Given task =>
Leaving out the pictures, please retype each record exactly.

[Extracted data entries]
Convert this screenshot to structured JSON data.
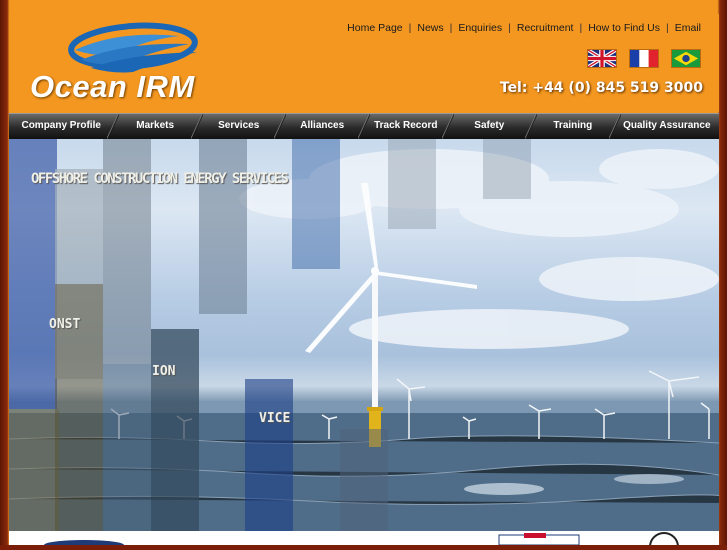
{
  "brand": {
    "name": "Ocean IRM"
  },
  "top_links": [
    "Home Page",
    "News",
    "Enquiries",
    "Recruitment",
    "How to Find Us",
    "Email"
  ],
  "phone": "Tel: +44 (0) 845 519 3000",
  "flags": [
    {
      "name": "uk-flag-icon",
      "label": "English"
    },
    {
      "name": "france-flag-icon",
      "label": "French"
    },
    {
      "name": "brazil-flag-icon",
      "label": "Portuguese"
    }
  ],
  "nav": [
    "Company Profile",
    "Markets",
    "Services",
    "Alliances",
    "Track Record",
    "Safety",
    "Training",
    "Quality Assurance"
  ],
  "hero": {
    "text_fragments": [
      "OFFSHORE CONSTRUCTION ENERGY SERVICES",
      "ONST",
      "ION",
      "VICE"
    ]
  },
  "colors": {
    "accent": "#f39720",
    "nav": "#2a2a2a",
    "frame": "#7a1e08"
  }
}
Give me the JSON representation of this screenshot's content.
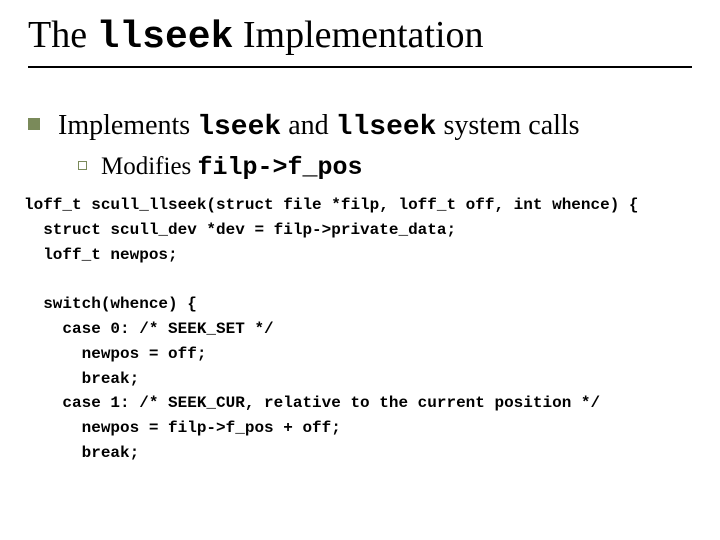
{
  "title": {
    "pre": "The ",
    "mono": "llseek",
    "post": " Implementation"
  },
  "bullet": {
    "pre": "Implements ",
    "mono1": "lseek",
    "mid": " and ",
    "mono2": "llseek",
    "post": " system calls"
  },
  "sub": {
    "pre": "Modifies ",
    "mono": "filp->f_pos"
  },
  "code": "loff_t scull_llseek(struct file *filp, loff_t off, int whence) {\n  struct scull_dev *dev = filp->private_data;\n  loff_t newpos;\n\n  switch(whence) {\n    case 0: /* SEEK_SET */\n      newpos = off;\n      break;\n    case 1: /* SEEK_CUR, relative to the current position */\n      newpos = filp->f_pos + off;\n      break;"
}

Exercise answer =>
Convert this screenshot to structured JSON data.
{
  "brand": {
    "name": "Ocean IRM"
  },
  "top_links": [
    "Home Page",
    "News",
    "Enquiries",
    "Recruitment",
    "How to Find Us",
    "Email"
  ],
  "phone": "Tel: +44 (0) 845 519 3000",
  "flags": [
    {
      "name": "uk-flag-icon",
      "label": "English"
    },
    {
      "name": "france-flag-icon",
      "label": "French"
    },
    {
      "name": "brazil-flag-icon",
      "label": "Portuguese"
    }
  ],
  "nav": [
    "Company Profile",
    "Markets",
    "Services",
    "Alliances",
    "Track Record",
    "Safety",
    "Training",
    "Quality Assurance"
  ],
  "hero": {
    "text_fragments": [
      "OFFSHORE CONSTRUCTION ENERGY SERVICES",
      "ONST",
      "ION",
      "VICE"
    ]
  },
  "colors": {
    "accent": "#f39720",
    "nav": "#2a2a2a",
    "frame": "#7a1e08"
  }
}
Give me the JSON representation of this screenshot's content.
{
  "title": {
    "pre": "The ",
    "mono": "llseek",
    "post": " Implementation"
  },
  "bullet": {
    "pre": "Implements ",
    "mono1": "lseek",
    "mid": " and ",
    "mono2": "llseek",
    "post": " system calls"
  },
  "sub": {
    "pre": "Modifies ",
    "mono": "filp->f_pos"
  },
  "code": "loff_t scull_llseek(struct file *filp, loff_t off, int whence) {\n  struct scull_dev *dev = filp->private_data;\n  loff_t newpos;\n\n  switch(whence) {\n    case 0: /* SEEK_SET */\n      newpos = off;\n      break;\n    case 1: /* SEEK_CUR, relative to the current position */\n      newpos = filp->f_pos + off;\n      break;"
}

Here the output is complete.